> _Challenge 1_
Retype the listing from its first line through the line containing "echo-point: [246, 221, 248, 224]", including both of those lines.

> _Source document_
-------------------------
Real Yule logs, imbued with meaning both practical and symbolic, have been significant for centuries. It was the custom in France until the late 1800s, especially among the poorer families, to gather extended families under one roof and have each member bring a log to throw on the fire. Warm and toasty, the family would sing carols and then attend midnight Mass on Christmas Eve.
Another European tradition involved cutting a huge fresh log for the open fireplace and lighting it with great ceremony from some splinters of the previous year’s Yule log to protect the house and keep the family safe. The tradition diminished with the size of the fireplaces and eventually was replaced with a symbolic log centerpiece that held three candles.
Buche de Noel, or edible Yule logs, first appeared in France at the end of the 19th century, as documented in 1890 by Pierre Lacam, a French pastry chef and culinary historian. By 1928, they were a beloved classic included in August Escoffier’s menu for Christmas Eve, Special Reveillon.
The high art of making a Buche de Noel is accomplished with ease by acclaimed Spring Mills baker and cake designer Kim Morrison. Morrison, who takes special orders for her holiday creations months in advance, has made 17 this season, supplying State College caterer Beth Maas with a dozen for her many holiday parties.
They are show-stoppers and don’t need any decoration at all.
Beth Maas, State College caterer
“They are show-stoppers,” Maas said, pausing in her preparations for a party for 120 “and don’t need any decoration at all.”
-------------------------
> _Challenge 2_
Which people are named in the Yule log text?

> _Exercise input_
-------------------------
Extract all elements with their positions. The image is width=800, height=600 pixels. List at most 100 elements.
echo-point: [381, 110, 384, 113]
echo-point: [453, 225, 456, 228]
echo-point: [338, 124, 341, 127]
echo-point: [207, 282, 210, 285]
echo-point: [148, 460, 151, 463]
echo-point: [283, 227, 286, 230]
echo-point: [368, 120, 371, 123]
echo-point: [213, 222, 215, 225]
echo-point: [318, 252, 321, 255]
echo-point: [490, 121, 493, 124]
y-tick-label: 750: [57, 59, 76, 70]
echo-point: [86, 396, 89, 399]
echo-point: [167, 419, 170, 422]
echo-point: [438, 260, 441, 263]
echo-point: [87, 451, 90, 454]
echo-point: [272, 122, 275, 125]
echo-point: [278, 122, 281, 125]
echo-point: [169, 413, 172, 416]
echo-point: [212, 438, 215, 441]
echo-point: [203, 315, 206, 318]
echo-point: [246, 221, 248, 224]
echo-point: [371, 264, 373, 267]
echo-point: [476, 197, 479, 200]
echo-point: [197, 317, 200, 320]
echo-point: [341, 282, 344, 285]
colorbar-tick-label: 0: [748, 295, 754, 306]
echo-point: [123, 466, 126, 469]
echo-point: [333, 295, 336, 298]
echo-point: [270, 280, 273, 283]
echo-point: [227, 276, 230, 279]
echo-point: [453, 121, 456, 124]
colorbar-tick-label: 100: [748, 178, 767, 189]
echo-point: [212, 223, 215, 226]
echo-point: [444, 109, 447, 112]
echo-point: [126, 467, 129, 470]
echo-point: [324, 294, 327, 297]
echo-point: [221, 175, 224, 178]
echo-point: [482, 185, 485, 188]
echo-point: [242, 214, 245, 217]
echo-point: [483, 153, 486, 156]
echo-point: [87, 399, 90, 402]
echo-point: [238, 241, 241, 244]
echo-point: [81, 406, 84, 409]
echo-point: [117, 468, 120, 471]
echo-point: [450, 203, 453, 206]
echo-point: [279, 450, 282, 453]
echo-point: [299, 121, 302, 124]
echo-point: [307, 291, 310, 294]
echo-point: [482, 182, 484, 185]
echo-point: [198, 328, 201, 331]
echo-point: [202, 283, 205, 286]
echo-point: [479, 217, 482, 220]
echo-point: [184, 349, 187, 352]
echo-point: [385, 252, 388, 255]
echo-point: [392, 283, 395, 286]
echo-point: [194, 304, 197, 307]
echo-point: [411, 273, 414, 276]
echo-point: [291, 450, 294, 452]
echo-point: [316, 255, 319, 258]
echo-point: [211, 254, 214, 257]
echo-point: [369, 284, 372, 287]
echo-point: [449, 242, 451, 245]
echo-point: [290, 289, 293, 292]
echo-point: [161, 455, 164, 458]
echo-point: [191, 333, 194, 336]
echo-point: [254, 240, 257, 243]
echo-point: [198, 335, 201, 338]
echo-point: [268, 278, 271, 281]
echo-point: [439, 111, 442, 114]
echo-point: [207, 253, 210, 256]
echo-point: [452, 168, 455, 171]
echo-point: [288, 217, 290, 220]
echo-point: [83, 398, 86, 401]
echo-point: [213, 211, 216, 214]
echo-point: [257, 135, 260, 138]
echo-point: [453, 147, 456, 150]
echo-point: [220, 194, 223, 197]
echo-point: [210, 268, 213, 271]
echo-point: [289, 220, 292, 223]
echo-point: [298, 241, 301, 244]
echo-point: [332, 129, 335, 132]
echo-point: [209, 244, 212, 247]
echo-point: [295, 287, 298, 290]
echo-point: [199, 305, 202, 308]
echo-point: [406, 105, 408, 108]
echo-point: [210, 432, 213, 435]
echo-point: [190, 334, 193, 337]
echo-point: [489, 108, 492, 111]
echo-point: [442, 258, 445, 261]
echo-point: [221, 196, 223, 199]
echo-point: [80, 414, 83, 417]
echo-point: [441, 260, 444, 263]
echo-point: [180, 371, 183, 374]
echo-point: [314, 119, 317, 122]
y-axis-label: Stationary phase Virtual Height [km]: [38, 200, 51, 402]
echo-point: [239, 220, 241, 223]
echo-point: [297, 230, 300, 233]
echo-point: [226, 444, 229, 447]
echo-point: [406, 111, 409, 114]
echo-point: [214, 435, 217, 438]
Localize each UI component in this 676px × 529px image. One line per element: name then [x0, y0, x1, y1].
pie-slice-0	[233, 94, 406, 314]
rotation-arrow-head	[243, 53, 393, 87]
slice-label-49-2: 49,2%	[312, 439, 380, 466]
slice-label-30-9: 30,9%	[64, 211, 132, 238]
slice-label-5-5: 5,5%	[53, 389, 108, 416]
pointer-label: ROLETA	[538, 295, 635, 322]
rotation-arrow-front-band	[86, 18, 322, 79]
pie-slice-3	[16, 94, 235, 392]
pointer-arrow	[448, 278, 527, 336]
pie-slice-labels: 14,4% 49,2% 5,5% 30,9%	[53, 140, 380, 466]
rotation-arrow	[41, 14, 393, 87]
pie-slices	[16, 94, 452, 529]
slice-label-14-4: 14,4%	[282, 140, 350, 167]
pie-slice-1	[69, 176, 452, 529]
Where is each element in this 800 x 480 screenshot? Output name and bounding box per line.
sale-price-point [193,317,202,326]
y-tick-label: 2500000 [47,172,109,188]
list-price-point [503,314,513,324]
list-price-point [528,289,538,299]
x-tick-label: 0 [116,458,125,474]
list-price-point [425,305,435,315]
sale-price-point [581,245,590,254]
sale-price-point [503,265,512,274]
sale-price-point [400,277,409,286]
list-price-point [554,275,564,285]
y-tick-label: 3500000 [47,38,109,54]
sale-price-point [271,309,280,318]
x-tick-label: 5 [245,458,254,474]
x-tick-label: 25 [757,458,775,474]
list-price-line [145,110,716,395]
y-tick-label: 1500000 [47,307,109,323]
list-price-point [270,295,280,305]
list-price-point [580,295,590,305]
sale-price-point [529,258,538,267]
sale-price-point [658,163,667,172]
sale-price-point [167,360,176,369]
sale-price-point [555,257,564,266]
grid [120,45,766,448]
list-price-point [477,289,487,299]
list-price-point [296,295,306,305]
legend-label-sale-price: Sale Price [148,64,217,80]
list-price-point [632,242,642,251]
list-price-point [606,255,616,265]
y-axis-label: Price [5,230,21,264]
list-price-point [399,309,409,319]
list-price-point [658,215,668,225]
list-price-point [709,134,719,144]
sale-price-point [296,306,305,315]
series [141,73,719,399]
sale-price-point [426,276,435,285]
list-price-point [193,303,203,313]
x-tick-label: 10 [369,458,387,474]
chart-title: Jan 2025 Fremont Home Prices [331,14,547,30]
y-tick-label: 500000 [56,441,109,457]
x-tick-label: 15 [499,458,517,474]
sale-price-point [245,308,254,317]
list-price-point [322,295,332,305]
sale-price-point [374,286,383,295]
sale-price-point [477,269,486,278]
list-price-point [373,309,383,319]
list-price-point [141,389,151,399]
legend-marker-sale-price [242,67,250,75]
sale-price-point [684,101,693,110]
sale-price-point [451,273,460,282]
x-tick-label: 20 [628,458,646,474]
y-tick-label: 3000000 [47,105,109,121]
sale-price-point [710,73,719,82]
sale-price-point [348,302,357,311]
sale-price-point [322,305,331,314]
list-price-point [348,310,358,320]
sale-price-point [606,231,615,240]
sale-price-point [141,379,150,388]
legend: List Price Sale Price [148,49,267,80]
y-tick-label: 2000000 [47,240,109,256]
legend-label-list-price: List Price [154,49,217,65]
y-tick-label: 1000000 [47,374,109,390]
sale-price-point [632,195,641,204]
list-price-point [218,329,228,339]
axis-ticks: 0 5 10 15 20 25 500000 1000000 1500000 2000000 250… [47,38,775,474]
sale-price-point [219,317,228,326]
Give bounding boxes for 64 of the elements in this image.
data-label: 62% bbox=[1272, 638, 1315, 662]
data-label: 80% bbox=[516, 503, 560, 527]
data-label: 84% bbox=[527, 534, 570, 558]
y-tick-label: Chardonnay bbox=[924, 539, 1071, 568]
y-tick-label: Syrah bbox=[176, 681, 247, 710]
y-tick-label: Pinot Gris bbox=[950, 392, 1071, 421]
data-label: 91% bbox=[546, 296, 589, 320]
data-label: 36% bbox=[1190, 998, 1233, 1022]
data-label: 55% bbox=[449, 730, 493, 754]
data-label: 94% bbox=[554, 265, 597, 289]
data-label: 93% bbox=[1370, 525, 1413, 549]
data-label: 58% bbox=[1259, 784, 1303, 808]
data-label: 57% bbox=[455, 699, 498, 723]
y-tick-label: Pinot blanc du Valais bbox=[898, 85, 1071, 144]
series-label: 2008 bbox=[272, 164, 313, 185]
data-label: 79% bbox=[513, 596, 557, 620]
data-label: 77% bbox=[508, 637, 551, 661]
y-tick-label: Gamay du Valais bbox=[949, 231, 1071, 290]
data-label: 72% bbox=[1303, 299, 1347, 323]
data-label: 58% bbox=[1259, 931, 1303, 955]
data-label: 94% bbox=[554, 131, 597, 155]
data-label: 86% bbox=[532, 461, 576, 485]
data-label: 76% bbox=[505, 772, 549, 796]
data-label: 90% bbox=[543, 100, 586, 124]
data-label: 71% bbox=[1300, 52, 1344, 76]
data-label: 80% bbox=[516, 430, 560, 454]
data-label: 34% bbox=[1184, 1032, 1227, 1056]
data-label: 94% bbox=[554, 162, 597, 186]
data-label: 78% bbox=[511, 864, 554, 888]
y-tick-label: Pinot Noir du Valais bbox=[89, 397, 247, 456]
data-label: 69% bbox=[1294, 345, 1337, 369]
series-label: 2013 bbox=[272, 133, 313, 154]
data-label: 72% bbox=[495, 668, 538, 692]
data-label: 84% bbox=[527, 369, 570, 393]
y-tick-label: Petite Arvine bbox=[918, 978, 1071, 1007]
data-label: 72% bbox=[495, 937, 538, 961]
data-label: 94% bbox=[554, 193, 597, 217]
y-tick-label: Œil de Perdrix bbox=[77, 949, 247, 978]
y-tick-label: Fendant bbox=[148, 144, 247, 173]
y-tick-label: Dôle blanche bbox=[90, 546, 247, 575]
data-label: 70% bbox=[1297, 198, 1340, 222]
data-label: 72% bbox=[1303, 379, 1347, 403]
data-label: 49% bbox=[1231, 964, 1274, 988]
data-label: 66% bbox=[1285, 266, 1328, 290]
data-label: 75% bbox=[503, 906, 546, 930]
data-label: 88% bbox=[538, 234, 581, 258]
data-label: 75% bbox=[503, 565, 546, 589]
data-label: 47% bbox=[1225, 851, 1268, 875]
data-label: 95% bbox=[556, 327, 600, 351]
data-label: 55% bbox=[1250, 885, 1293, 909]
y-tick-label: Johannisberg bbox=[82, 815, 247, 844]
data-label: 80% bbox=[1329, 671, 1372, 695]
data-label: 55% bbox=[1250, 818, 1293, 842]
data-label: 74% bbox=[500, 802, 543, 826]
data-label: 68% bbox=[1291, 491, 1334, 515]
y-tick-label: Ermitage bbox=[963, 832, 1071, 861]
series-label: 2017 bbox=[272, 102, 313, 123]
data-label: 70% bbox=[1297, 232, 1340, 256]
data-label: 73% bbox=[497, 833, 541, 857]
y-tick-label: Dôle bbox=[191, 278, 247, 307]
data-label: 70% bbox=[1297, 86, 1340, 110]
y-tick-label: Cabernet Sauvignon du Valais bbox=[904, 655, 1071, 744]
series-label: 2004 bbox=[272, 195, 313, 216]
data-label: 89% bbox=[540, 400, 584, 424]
-------------------------
> _Worked answer 1_
Extract all elements with their positions. The image is width=800, height=600 pixels. List at most 100 elements.
echo-point: [381, 110, 384, 113]
echo-point: [453, 225, 456, 228]
echo-point: [338, 124, 341, 127]
echo-point: [207, 282, 210, 285]
echo-point: [148, 460, 151, 463]
echo-point: [283, 227, 286, 230]
echo-point: [368, 120, 371, 123]
echo-point: [213, 222, 215, 225]
echo-point: [318, 252, 321, 255]
echo-point: [490, 121, 493, 124]
y-tick-label: 750: [57, 59, 76, 70]
echo-point: [86, 396, 89, 399]
echo-point: [167, 419, 170, 422]
echo-point: [438, 260, 441, 263]
echo-point: [87, 451, 90, 454]
echo-point: [272, 122, 275, 125]
echo-point: [278, 122, 281, 125]
echo-point: [169, 413, 172, 416]
echo-point: [212, 438, 215, 441]
echo-point: [203, 315, 206, 318]
echo-point: [246, 221, 248, 224]

> _Worked answer 2_
Pierre Lacam, August Escoffier, Kim Morrison, Beth Maas